Your instructions
Copy each line exactly.

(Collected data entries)
_ _ _ _

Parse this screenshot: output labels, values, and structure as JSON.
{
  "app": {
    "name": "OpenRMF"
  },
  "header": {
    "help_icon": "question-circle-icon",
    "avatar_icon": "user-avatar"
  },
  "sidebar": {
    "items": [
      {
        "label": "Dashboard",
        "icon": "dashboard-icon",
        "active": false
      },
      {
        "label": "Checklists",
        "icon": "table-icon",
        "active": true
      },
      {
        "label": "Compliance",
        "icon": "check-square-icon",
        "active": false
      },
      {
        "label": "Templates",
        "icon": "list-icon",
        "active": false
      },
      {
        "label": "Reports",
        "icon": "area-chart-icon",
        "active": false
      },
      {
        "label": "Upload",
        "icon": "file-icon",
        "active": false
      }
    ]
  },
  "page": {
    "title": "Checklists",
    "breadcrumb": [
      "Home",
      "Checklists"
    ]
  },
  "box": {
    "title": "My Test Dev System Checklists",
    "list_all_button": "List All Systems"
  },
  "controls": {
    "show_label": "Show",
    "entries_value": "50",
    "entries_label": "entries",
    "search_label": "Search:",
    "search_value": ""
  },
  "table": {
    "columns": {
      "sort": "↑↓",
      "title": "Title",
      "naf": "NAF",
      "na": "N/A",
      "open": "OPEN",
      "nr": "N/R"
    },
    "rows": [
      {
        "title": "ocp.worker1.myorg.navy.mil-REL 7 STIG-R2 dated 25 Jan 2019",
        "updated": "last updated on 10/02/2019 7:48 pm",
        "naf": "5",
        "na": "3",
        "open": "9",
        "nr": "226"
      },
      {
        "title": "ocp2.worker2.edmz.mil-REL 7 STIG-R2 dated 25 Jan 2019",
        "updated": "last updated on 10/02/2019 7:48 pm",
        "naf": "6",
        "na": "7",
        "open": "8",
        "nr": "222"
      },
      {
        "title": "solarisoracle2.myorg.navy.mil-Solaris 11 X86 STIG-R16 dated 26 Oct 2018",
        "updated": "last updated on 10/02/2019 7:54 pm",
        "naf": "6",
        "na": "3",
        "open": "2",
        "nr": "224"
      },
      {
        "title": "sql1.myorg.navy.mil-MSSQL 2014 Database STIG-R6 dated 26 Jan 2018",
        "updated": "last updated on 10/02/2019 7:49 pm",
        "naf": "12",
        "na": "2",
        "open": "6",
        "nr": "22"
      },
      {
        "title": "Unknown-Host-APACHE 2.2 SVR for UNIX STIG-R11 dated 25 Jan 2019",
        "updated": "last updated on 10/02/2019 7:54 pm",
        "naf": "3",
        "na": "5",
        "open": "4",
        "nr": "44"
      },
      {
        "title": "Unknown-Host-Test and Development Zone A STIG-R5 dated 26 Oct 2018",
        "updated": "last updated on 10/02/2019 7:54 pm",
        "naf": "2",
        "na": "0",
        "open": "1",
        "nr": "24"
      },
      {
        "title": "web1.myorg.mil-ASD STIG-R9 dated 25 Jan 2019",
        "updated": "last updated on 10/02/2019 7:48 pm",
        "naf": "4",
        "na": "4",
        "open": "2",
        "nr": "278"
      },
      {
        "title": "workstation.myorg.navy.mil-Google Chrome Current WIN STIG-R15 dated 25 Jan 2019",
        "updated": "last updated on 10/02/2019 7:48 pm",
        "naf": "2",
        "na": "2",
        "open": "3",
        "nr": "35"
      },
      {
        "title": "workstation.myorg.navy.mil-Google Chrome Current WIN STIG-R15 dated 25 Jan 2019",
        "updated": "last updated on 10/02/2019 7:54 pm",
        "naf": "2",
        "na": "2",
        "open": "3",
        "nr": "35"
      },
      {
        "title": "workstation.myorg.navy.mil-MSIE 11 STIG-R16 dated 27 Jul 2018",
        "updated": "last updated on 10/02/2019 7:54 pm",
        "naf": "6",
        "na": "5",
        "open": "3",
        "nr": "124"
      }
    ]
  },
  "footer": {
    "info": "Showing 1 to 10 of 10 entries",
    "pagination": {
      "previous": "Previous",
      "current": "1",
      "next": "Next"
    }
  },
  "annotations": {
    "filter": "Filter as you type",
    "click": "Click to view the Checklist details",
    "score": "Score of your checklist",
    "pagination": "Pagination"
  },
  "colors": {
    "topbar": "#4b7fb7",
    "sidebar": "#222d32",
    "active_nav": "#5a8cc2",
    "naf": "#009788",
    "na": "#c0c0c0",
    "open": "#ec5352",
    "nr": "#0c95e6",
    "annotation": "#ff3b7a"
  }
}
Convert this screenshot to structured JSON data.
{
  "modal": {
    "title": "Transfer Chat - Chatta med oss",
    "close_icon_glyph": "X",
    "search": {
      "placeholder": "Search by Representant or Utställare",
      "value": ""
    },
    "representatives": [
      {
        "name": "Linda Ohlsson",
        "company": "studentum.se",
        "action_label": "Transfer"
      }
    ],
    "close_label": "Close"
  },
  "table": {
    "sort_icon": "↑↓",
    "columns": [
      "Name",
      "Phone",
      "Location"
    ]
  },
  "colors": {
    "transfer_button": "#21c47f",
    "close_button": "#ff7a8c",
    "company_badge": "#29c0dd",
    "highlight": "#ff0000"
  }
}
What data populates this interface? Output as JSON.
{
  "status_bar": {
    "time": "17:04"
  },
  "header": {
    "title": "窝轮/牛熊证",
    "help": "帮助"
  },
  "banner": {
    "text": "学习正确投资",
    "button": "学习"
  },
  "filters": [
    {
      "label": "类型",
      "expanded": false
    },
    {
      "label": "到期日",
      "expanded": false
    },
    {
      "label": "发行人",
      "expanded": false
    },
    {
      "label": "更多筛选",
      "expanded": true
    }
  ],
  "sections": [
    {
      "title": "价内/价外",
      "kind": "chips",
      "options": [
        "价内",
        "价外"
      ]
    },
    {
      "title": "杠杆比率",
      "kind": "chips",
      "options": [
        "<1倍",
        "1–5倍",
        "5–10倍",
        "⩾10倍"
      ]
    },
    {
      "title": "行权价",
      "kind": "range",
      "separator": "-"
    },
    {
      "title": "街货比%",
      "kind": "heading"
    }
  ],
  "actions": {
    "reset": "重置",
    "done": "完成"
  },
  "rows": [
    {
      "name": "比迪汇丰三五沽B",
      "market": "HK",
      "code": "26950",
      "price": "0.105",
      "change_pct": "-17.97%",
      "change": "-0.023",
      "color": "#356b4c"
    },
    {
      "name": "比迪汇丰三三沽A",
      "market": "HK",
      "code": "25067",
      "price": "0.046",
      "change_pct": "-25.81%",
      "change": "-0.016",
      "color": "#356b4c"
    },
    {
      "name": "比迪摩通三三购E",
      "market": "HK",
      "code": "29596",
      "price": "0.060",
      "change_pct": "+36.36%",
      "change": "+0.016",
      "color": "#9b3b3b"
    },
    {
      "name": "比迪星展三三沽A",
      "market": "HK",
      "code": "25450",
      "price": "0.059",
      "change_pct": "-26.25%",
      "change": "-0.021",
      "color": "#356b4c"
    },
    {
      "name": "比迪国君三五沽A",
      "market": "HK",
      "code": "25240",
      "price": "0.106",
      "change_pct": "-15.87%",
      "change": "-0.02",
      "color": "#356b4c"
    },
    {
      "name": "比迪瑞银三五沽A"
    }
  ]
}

_ _ _ _

Answer to the exercise
Parse this screenshot: output labels, values, and structure as JSON.
{
  "app": {
    "name": "OpenRMF"
  },
  "header": {
    "help_icon": "question-circle-icon",
    "avatar_icon": "user-avatar"
  },
  "sidebar": {
    "items": [
      {
        "label": "Dashboard",
        "icon": "dashboard-icon",
        "active": false
      },
      {
        "label": "Checklists",
        "icon": "table-icon",
        "active": true
      },
      {
        "label": "Compliance",
        "icon": "check-square-icon",
        "active": false
      },
      {
        "label": "Templates",
        "icon": "list-icon",
        "active": false
      },
      {
        "label": "Reports",
        "icon": "area-chart-icon",
        "active": false
      },
      {
        "label": "Upload",
        "icon": "file-icon",
        "active": false
      }
    ]
  },
  "page": {
    "title": "Checklists",
    "breadcrumb": [
      "Home",
      "Checklists"
    ]
  },
  "box": {
    "title": "My Test Dev System Checklists",
    "list_all_button": "List All Systems"
  },
  "controls": {
    "show_label": "Show",
    "entries_value": "50",
    "entries_label": "entries",
    "search_label": "Search:",
    "search_value": ""
  },
  "table": {
    "columns": {
      "sort": "↑↓",
      "title": "Title",
      "naf": "NAF",
      "na": "N/A",
      "open": "OPEN",
      "nr": "N/R"
    },
    "rows": [
      {
        "title": "ocp.worker1.myorg.navy.mil-REL 7 STIG-R2 dated 25 Jan 2019",
        "updated": "last updated on 10/02/2019 7:48 pm",
        "naf": "5",
        "na": "3",
        "open": "9",
        "nr": "226"
      },
      {
        "title": "ocp2.worker2.edmz.mil-REL 7 STIG-R2 dated 25 Jan 2019",
        "updated": "last updated on 10/02/2019 7:48 pm",
        "naf": "6",
        "na": "7",
        "open": "8",
        "nr": "222"
      },
      {
        "title": "solarisoracle2.myorg.navy.mil-Solaris 11 X86 STIG-R16 dated 26 Oct 2018",
        "updated": "last updated on 10/02/2019 7:54 pm",
        "naf": "6",
        "na": "3",
        "open": "2",
        "nr": "224"
      },
      {
        "title": "sql1.myorg.navy.mil-MSSQL 2014 Database STIG-R6 dated 26 Jan 2018",
        "updated": "last updated on 10/02/2019 7:49 pm",
        "naf": "12",
        "na": "2",
        "open": "6",
        "nr": "22"
      },
      {
        "title": "Unknown-Host-APACHE 2.2 SVR for UNIX STIG-R11 dated 25 Jan 2019",
        "updated": "last updated on 10/02/2019 7:54 pm",
        "naf": "3",
        "na": "5",
        "open": "4",
        "nr": "44"
      },
      {
        "title": "Unknown-Host-Test and Development Zone A STIG-R5 dated 26 Oct 2018",
        "updated": "last updated on 10/02/2019 7:54 pm",
        "naf": "2",
        "na": "0",
        "open": "1",
        "nr": "24"
      },
      {
        "title": "web1.myorg.mil-ASD STIG-R9 dated 25 Jan 2019",
        "updated": "last updated on 10/02/2019 7:48 pm",
        "naf": "4",
        "na": "4",
        "open": "2",
        "nr": "278"
      },
      {
        "title": "workstation.myorg.navy.mil-Google Chrome Current WIN STIG-R15 dated 25 Jan 2019",
        "updated": "last updated on 10/02/2019 7:48 pm",
        "naf": "2",
        "na": "2",
        "open": "3",
        "nr": "35"
      },
      {
        "title": "workstation.myorg.navy.mil-Google Chrome Current WIN STIG-R15 dated 25 Jan 2019",
        "updated": "last updated on 10/02/2019 7:54 pm",
        "naf": "2",
        "na": "2",
        "open": "3",
        "nr": "35"
      },
      {
        "title": "workstation.myorg.navy.mil-MSIE 11 STIG-R16 dated 27 Jul 2018",
        "updated": "last updated on 10/02/2019 7:54 pm",
        "naf": "6",
        "na": "5",
        "open": "3",
        "nr": "124"
      }
    ]
  },
  "footer": {
    "info": "Showing 1 to 10 of 10 entries",
    "pagination": {
      "previous": "Previous",
      "current": "1",
      "next": "Next"
    }
  },
  "annotations": {
    "filter": "Filter as you type",
    "click": "Click to view the Checklist details",
    "score": "Score of your checklist",
    "pagination": "Pagination"
  },
  "colors": {
    "topbar": "#4b7fb7",
    "sidebar": "#222d32",
    "active_nav": "#5a8cc2",
    "naf": "#009788",
    "na": "#c0c0c0",
    "open": "#ec5352",
    "nr": "#0c95e6",
    "annotation": "#ff3b7a"
  }
}
Convert this screenshot to structured JSON data.
{
  "modal": {
    "title": "Transfer Chat - Chatta med oss",
    "close_icon_glyph": "X",
    "search": {
      "placeholder": "Search by Representant or Utställare",
      "value": ""
    },
    "representatives": [
      {
        "name": "Linda Ohlsson",
        "company": "studentum.se",
        "action_label": "Transfer"
      }
    ],
    "close_label": "Close"
  },
  "table": {
    "sort_icon": "↑↓",
    "columns": [
      "Name",
      "Phone",
      "Location"
    ]
  },
  "colors": {
    "transfer_button": "#21c47f",
    "close_button": "#ff7a8c",
    "company_badge": "#29c0dd",
    "highlight": "#ff0000"
  }
}
What data populates this interface? Output as JSON.
{
  "status_bar": {
    "time": "17:04"
  },
  "header": {
    "title": "窝轮/牛熊证",
    "help": "帮助"
  },
  "banner": {
    "text": "学习正确投资",
    "button": "学习"
  },
  "filters": [
    {
      "label": "类型",
      "expanded": false
    },
    {
      "label": "到期日",
      "expanded": false
    },
    {
      "label": "发行人",
      "expanded": false
    },
    {
      "label": "更多筛选",
      "expanded": true
    }
  ],
  "sections": [
    {
      "title": "价内/价外",
      "kind": "chips",
      "options": [
        "价内",
        "价外"
      ]
    },
    {
      "title": "杠杆比率",
      "kind": "chips",
      "options": [
        "<1倍",
        "1–5倍",
        "5–10倍",
        "⩾10倍"
      ]
    },
    {
      "title": "行权价",
      "kind": "range",
      "separator": "-"
    },
    {
      "title": "街货比%",
      "kind": "heading"
    }
  ],
  "actions": {
    "reset": "重置",
    "done": "完成"
  },
  "rows": [
    {
      "name": "比迪汇丰三五沽B",
      "market": "HK",
      "code": "26950",
      "price": "0.105",
      "change_pct": "-17.97%",
      "change": "-0.023",
      "color": "#356b4c"
    },
    {
      "name": "比迪汇丰三三沽A",
      "market": "HK",
      "code": "25067",
      "price": "0.046",
      "change_pct": "-25.81%",
      "change": "-0.016",
      "color": "#356b4c"
    },
    {
      "name": "比迪摩通三三购E",
      "market": "HK",
      "code": "29596",
      "price": "0.060",
      "change_pct": "+36.36%",
      "change": "+0.016",
      "color": "#9b3b3b"
    },
    {
      "name": "比迪星展三三沽A",
      "market": "HK",
      "code": "25450",
      "price": "0.059",
      "change_pct": "-26.25%",
      "change": "-0.021",
      "color": "#356b4c"
    },
    {
      "name": "比迪国君三五沽A",
      "market": "HK",
      "code": "25240",
      "price": "0.106",
      "change_pct": "-15.87%",
      "change": "-0.02",
      "color": "#356b4c"
    },
    {
      "name": "比迪瑞银三五沽A"
    }
  ]
}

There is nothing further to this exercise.